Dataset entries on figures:
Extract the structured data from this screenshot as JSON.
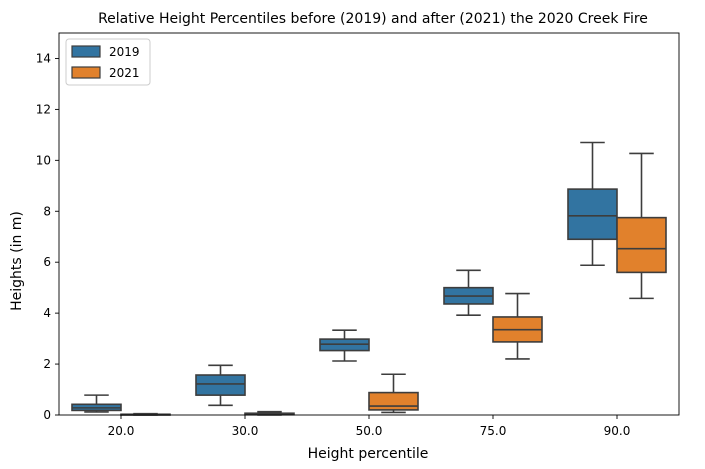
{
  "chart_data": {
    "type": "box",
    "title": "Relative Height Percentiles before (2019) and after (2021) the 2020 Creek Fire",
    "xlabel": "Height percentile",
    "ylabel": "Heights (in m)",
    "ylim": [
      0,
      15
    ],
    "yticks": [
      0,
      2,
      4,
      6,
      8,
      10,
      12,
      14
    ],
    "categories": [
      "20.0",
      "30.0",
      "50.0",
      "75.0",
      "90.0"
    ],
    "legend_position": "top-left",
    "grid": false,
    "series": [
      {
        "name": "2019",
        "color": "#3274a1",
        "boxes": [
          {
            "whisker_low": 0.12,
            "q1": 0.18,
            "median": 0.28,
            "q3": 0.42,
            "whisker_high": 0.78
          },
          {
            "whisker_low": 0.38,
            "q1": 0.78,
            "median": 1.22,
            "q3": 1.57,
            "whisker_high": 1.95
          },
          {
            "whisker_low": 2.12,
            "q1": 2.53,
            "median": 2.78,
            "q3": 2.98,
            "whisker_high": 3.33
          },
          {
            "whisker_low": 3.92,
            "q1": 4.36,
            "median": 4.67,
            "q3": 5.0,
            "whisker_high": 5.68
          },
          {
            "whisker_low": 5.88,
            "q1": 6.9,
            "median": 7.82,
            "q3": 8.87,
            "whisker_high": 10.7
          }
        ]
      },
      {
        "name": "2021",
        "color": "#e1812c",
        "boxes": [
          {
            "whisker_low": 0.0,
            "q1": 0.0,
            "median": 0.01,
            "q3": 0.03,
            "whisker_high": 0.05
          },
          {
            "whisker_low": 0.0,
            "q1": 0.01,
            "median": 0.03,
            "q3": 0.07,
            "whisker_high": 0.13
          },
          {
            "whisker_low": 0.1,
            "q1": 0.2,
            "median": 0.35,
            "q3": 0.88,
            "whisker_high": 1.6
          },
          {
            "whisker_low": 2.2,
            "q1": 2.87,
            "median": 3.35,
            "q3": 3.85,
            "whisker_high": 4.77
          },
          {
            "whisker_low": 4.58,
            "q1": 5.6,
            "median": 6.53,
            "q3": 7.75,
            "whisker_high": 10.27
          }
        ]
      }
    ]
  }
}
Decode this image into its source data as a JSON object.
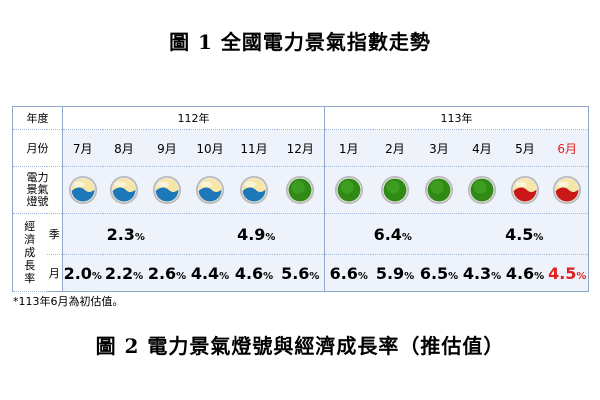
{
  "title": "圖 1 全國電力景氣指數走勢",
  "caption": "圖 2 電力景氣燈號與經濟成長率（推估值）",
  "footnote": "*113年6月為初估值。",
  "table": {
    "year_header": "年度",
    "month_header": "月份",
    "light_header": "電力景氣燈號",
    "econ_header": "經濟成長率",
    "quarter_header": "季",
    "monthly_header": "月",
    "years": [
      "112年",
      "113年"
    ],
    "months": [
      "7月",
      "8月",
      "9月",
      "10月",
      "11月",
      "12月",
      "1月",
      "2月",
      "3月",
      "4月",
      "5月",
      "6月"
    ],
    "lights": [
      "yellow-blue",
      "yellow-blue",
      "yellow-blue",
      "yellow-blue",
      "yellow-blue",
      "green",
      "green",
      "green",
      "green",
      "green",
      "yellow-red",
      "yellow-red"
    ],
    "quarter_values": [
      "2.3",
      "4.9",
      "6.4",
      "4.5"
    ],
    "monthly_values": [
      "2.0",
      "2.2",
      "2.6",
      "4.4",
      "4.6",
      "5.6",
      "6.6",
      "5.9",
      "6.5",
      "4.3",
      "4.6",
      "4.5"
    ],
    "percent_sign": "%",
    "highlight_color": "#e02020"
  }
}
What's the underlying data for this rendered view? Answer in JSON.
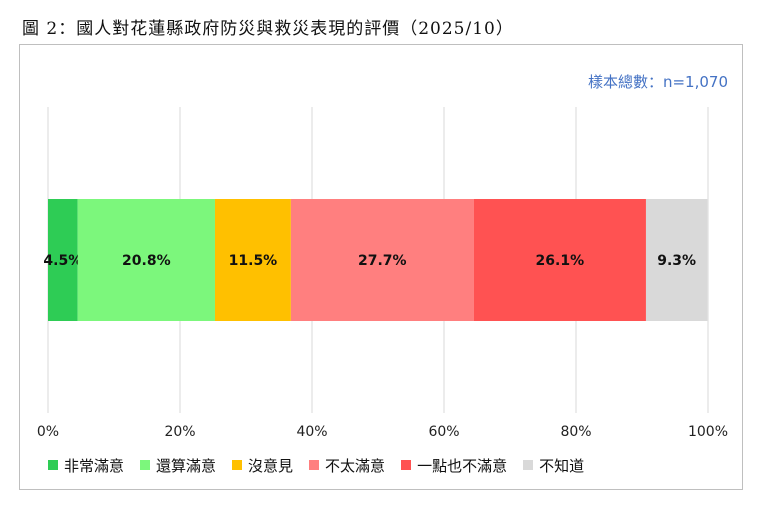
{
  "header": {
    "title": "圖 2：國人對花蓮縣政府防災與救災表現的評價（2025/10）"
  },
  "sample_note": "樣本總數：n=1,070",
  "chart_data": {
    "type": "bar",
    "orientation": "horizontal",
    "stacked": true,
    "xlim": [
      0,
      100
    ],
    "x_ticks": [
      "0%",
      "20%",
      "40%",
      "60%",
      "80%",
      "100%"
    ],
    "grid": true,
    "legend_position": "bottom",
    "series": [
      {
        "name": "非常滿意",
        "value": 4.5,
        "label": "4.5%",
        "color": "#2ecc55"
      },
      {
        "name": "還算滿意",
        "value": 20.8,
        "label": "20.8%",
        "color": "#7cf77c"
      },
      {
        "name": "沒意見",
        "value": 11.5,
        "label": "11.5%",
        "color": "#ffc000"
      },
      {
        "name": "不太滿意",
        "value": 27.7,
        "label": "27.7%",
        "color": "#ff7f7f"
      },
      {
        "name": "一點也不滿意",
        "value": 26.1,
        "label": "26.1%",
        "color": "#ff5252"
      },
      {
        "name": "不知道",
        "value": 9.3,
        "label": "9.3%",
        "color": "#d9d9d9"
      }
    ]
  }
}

The problem
The data above should be repeated exactly, minus any pictures.

Completed exercise
Extract the structured data from this screenshot as JSON.
{
  "chart_data": {
    "type": "box",
    "title": "Relative Height Percentiles before (2019) and after (2021) the 2020 Creek Fire",
    "xlabel": "Height percentile",
    "ylabel": "Heights (in m)",
    "ylim": [
      0,
      15
    ],
    "yticks": [
      0,
      2,
      4,
      6,
      8,
      10,
      12,
      14
    ],
    "categories": [
      "20.0",
      "30.0",
      "50.0",
      "75.0",
      "90.0"
    ],
    "legend_position": "top-left",
    "grid": false,
    "series": [
      {
        "name": "2019",
        "color": "#3274a1",
        "boxes": [
          {
            "whisker_low": 0.12,
            "q1": 0.18,
            "median": 0.28,
            "q3": 0.42,
            "whisker_high": 0.78
          },
          {
            "whisker_low": 0.38,
            "q1": 0.78,
            "median": 1.22,
            "q3": 1.57,
            "whisker_high": 1.95
          },
          {
            "whisker_low": 2.12,
            "q1": 2.53,
            "median": 2.78,
            "q3": 2.98,
            "whisker_high": 3.33
          },
          {
            "whisker_low": 3.92,
            "q1": 4.36,
            "median": 4.67,
            "q3": 5.0,
            "whisker_high": 5.68
          },
          {
            "whisker_low": 5.88,
            "q1": 6.9,
            "median": 7.82,
            "q3": 8.87,
            "whisker_high": 10.7
          }
        ]
      },
      {
        "name": "2021",
        "color": "#e1812c",
        "boxes": [
          {
            "whisker_low": 0.0,
            "q1": 0.0,
            "median": 0.01,
            "q3": 0.03,
            "whisker_high": 0.05
          },
          {
            "whisker_low": 0.0,
            "q1": 0.01,
            "median": 0.03,
            "q3": 0.07,
            "whisker_high": 0.13
          },
          {
            "whisker_low": 0.1,
            "q1": 0.2,
            "median": 0.35,
            "q3": 0.88,
            "whisker_high": 1.6
          },
          {
            "whisker_low": 2.2,
            "q1": 2.87,
            "median": 3.35,
            "q3": 3.85,
            "whisker_high": 4.77
          },
          {
            "whisker_low": 4.58,
            "q1": 5.6,
            "median": 6.53,
            "q3": 7.75,
            "whisker_high": 10.27
          }
        ]
      }
    ]
  }
}
Decode this image into its source data as a JSON object.
{
  "title": "圖 1 全國電力景氣指數走勢",
  "caption": "圖 2 電力景氣燈號與經濟成長率（推估值）",
  "footnote": "*113年6月為初估值。",
  "table": {
    "year_header": "年度",
    "month_header": "月份",
    "light_header": "電力景氣燈號",
    "econ_header": "經濟成長率",
    "quarter_header": "季",
    "monthly_header": "月",
    "years": [
      "112年",
      "113年"
    ],
    "months": [
      "7月",
      "8月",
      "9月",
      "10月",
      "11月",
      "12月",
      "1月",
      "2月",
      "3月",
      "4月",
      "5月",
      "6月"
    ],
    "lights": [
      "yellow-blue",
      "yellow-blue",
      "yellow-blue",
      "yellow-blue",
      "yellow-blue",
      "green",
      "green",
      "green",
      "green",
      "green",
      "yellow-red",
      "yellow-red"
    ],
    "quarter_values": [
      "2.3",
      "4.9",
      "6.4",
      "4.5"
    ],
    "monthly_values": [
      "2.0",
      "2.2",
      "2.6",
      "4.4",
      "4.6",
      "5.6",
      "6.6",
      "5.9",
      "6.5",
      "4.3",
      "4.6",
      "4.5"
    ],
    "percent_sign": "%",
    "highlight_color": "#e02020"
  }
}
What's the underlying data for this rendered view? Answer in JSON.
{
  "header": {
    "title": "圖 2：國人對花蓮縣政府防災與救災表現的評價（2025/10）"
  },
  "sample_note": "樣本總數：n=1,070",
  "chart_data": {
    "type": "bar",
    "orientation": "horizontal",
    "stacked": true,
    "xlim": [
      0,
      100
    ],
    "x_ticks": [
      "0%",
      "20%",
      "40%",
      "60%",
      "80%",
      "100%"
    ],
    "grid": true,
    "legend_position": "bottom",
    "series": [
      {
        "name": "非常滿意",
        "value": 4.5,
        "label": "4.5%",
        "color": "#2ecc55"
      },
      {
        "name": "還算滿意",
        "value": 20.8,
        "label": "20.8%",
        "color": "#7cf77c"
      },
      {
        "name": "沒意見",
        "value": 11.5,
        "label": "11.5%",
        "color": "#ffc000"
      },
      {
        "name": "不太滿意",
        "value": 27.7,
        "label": "27.7%",
        "color": "#ff7f7f"
      },
      {
        "name": "一點也不滿意",
        "value": 26.1,
        "label": "26.1%",
        "color": "#ff5252"
      },
      {
        "name": "不知道",
        "value": 9.3,
        "label": "9.3%",
        "color": "#d9d9d9"
      }
    ]
  }
}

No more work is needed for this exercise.